◆ **STATED EXERCISE**
Exactly repeat the material, dropping only the pictures.

◆ **SUPPLIED INFORMATION**
▬▬▬▬▬▬
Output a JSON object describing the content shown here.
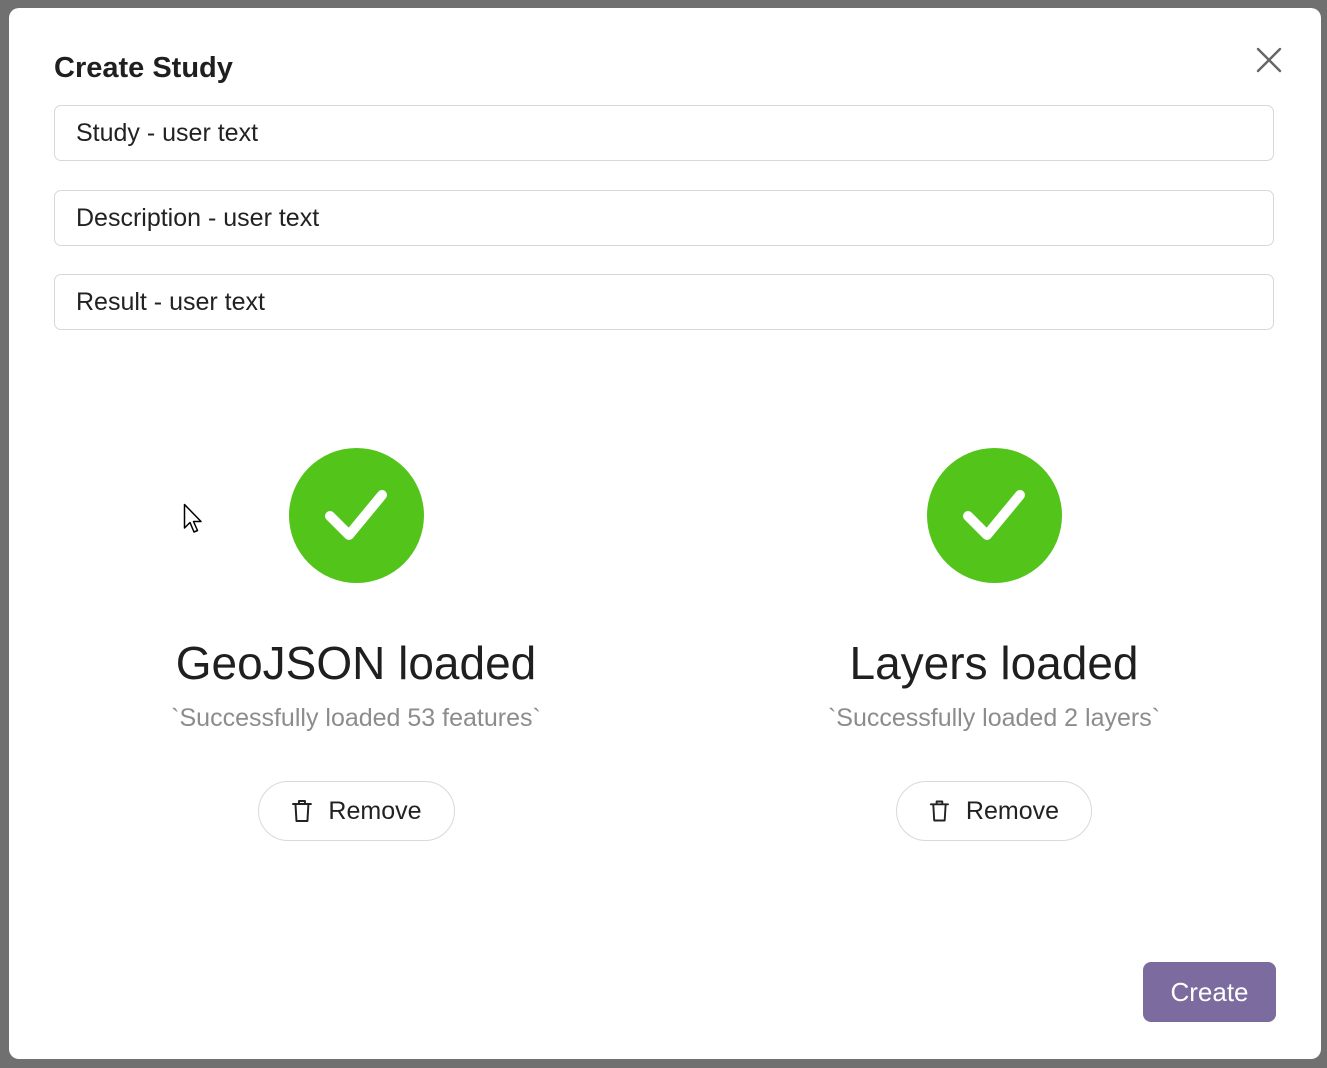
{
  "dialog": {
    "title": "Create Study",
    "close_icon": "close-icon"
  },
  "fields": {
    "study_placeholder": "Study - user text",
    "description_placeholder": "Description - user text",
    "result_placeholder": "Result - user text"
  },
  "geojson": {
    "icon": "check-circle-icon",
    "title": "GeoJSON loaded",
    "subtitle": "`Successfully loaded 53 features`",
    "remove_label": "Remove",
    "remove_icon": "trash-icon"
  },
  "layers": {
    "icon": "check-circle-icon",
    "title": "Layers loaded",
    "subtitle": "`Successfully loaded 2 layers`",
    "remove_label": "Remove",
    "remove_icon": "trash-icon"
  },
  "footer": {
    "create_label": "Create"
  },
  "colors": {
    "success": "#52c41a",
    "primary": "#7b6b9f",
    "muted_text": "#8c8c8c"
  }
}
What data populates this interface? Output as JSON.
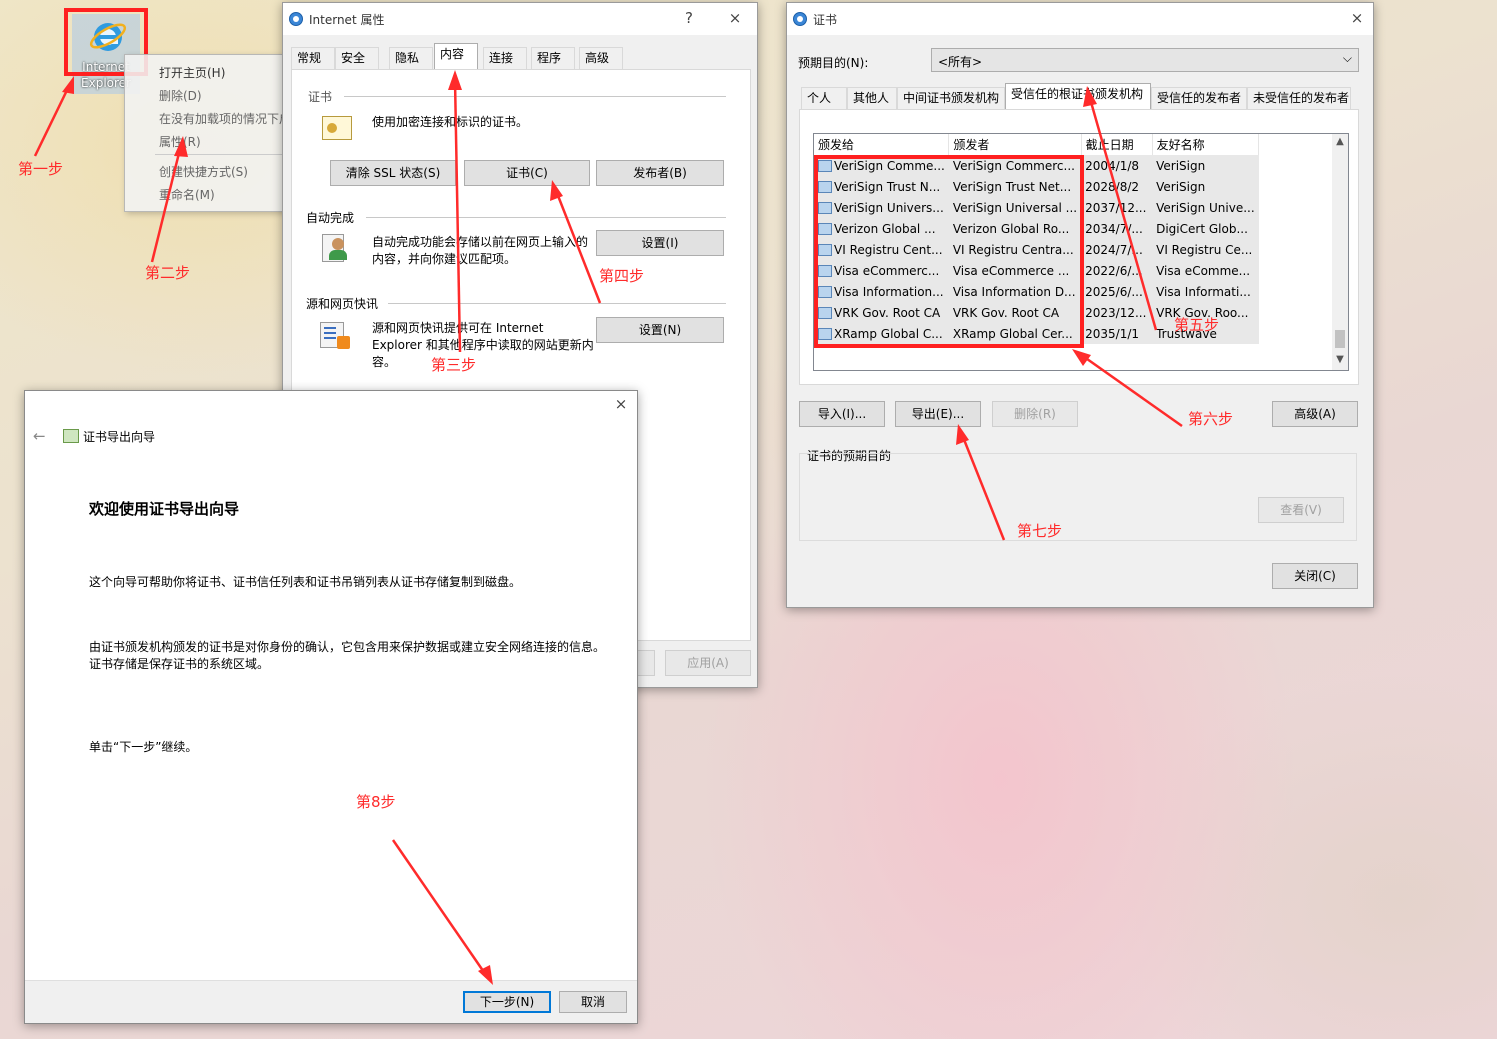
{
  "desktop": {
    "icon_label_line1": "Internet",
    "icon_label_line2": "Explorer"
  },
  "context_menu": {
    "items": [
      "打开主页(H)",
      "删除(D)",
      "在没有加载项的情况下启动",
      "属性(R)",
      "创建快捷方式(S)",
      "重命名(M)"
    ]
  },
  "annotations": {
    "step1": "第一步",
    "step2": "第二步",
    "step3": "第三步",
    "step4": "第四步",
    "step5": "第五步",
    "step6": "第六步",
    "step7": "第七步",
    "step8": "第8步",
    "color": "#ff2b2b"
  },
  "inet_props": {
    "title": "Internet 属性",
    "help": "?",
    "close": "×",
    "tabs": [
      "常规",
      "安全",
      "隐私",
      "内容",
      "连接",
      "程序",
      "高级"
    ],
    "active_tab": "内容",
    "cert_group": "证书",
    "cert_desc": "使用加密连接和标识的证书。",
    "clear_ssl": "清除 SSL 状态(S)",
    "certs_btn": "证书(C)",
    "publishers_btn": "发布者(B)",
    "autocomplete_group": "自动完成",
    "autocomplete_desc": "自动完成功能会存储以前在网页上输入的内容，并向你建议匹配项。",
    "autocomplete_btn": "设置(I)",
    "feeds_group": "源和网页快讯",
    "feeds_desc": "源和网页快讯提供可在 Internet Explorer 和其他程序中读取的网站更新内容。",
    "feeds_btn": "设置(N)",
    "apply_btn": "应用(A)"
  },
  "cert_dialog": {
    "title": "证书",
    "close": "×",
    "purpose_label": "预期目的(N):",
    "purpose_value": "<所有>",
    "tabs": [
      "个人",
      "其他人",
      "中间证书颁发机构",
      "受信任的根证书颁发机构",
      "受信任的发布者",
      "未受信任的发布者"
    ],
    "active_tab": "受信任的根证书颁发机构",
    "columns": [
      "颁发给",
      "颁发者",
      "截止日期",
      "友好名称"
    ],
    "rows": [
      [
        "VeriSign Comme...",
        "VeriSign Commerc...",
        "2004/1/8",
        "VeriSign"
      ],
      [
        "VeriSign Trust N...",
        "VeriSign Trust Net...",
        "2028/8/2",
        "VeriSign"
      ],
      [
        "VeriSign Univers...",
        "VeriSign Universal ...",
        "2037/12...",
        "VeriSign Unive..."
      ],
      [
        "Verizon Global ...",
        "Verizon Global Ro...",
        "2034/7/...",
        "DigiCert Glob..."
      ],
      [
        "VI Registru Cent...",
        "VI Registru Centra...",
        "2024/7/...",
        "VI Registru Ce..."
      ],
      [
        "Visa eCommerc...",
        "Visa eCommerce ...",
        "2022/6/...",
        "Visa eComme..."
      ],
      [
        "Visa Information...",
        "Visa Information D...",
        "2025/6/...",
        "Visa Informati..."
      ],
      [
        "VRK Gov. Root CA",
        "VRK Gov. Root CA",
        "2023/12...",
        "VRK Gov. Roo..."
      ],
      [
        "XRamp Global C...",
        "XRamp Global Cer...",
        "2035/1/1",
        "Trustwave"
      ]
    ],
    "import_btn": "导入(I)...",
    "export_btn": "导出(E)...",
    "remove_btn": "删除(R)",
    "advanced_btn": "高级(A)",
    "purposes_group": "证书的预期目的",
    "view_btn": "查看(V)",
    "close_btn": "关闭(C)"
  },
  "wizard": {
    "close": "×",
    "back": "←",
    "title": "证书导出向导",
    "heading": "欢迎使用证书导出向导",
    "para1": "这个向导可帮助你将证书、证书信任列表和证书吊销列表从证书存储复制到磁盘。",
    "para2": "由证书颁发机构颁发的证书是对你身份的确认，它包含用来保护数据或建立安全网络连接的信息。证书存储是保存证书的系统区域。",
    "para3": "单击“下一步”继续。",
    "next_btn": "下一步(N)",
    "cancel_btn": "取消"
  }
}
▬▬▬▬▬▬
◆ **RESPONSE BELOW**
Output a JSON object describing the content shown here.
{
  "dialog": {
    "title": "Create Study",
    "close_icon": "close-icon"
  },
  "fields": {
    "study_placeholder": "Study - user text",
    "description_placeholder": "Description - user text",
    "result_placeholder": "Result - user text"
  },
  "geojson": {
    "icon": "check-circle-icon",
    "title": "GeoJSON loaded",
    "subtitle": "`Successfully loaded 53 features`",
    "remove_label": "Remove",
    "remove_icon": "trash-icon"
  },
  "layers": {
    "icon": "check-circle-icon",
    "title": "Layers loaded",
    "subtitle": "`Successfully loaded 2 layers`",
    "remove_label": "Remove",
    "remove_icon": "trash-icon"
  },
  "footer": {
    "create_label": "Create"
  },
  "colors": {
    "success": "#52c41a",
    "primary": "#7b6b9f",
    "muted_text": "#8c8c8c"
  }
}
What data populates this interface? Output as JSON.
{
  "desktop": {
    "icon_label_line1": "Internet",
    "icon_label_line2": "Explorer"
  },
  "context_menu": {
    "items": [
      "打开主页(H)",
      "删除(D)",
      "在没有加载项的情况下启动",
      "属性(R)",
      "创建快捷方式(S)",
      "重命名(M)"
    ]
  },
  "annotations": {
    "step1": "第一步",
    "step2": "第二步",
    "step3": "第三步",
    "step4": "第四步",
    "step5": "第五步",
    "step6": "第六步",
    "step7": "第七步",
    "step8": "第8步",
    "color": "#ff2b2b"
  },
  "inet_props": {
    "title": "Internet 属性",
    "help": "?",
    "close": "×",
    "tabs": [
      "常规",
      "安全",
      "隐私",
      "内容",
      "连接",
      "程序",
      "高级"
    ],
    "active_tab": "内容",
    "cert_group": "证书",
    "cert_desc": "使用加密连接和标识的证书。",
    "clear_ssl": "清除 SSL 状态(S)",
    "certs_btn": "证书(C)",
    "publishers_btn": "发布者(B)",
    "autocomplete_group": "自动完成",
    "autocomplete_desc": "自动完成功能会存储以前在网页上输入的内容，并向你建议匹配项。",
    "autocomplete_btn": "设置(I)",
    "feeds_group": "源和网页快讯",
    "feeds_desc": "源和网页快讯提供可在 Internet Explorer 和其他程序中读取的网站更新内容。",
    "feeds_btn": "设置(N)",
    "apply_btn": "应用(A)"
  },
  "cert_dialog": {
    "title": "证书",
    "close": "×",
    "purpose_label": "预期目的(N):",
    "purpose_value": "<所有>",
    "tabs": [
      "个人",
      "其他人",
      "中间证书颁发机构",
      "受信任的根证书颁发机构",
      "受信任的发布者",
      "未受信任的发布者"
    ],
    "active_tab": "受信任的根证书颁发机构",
    "columns": [
      "颁发给",
      "颁发者",
      "截止日期",
      "友好名称"
    ],
    "rows": [
      [
        "VeriSign Comme...",
        "VeriSign Commerc...",
        "2004/1/8",
        "VeriSign"
      ],
      [
        "VeriSign Trust N...",
        "VeriSign Trust Net...",
        "2028/8/2",
        "VeriSign"
      ],
      [
        "VeriSign Univers...",
        "VeriSign Universal ...",
        "2037/12...",
        "VeriSign Unive..."
      ],
      [
        "Verizon Global ...",
        "Verizon Global Ro...",
        "2034/7/...",
        "DigiCert Glob..."
      ],
      [
        "VI Registru Cent...",
        "VI Registru Centra...",
        "2024/7/...",
        "VI Registru Ce..."
      ],
      [
        "Visa eCommerc...",
        "Visa eCommerce ...",
        "2022/6/...",
        "Visa eComme..."
      ],
      [
        "Visa Information...",
        "Visa Information D...",
        "2025/6/...",
        "Visa Informati..."
      ],
      [
        "VRK Gov. Root CA",
        "VRK Gov. Root CA",
        "2023/12...",
        "VRK Gov. Roo..."
      ],
      [
        "XRamp Global C...",
        "XRamp Global Cer...",
        "2035/1/1",
        "Trustwave"
      ]
    ],
    "import_btn": "导入(I)...",
    "export_btn": "导出(E)...",
    "remove_btn": "删除(R)",
    "advanced_btn": "高级(A)",
    "purposes_group": "证书的预期目的",
    "view_btn": "查看(V)",
    "close_btn": "关闭(C)"
  },
  "wizard": {
    "close": "×",
    "back": "←",
    "title": "证书导出向导",
    "heading": "欢迎使用证书导出向导",
    "para1": "这个向导可帮助你将证书、证书信任列表和证书吊销列表从证书存储复制到磁盘。",
    "para2": "由证书颁发机构颁发的证书是对你身份的确认，它包含用来保护数据或建立安全网络连接的信息。证书存储是保存证书的系统区域。",
    "para3": "单击“下一步”继续。",
    "next_btn": "下一步(N)",
    "cancel_btn": "取消"
  }
}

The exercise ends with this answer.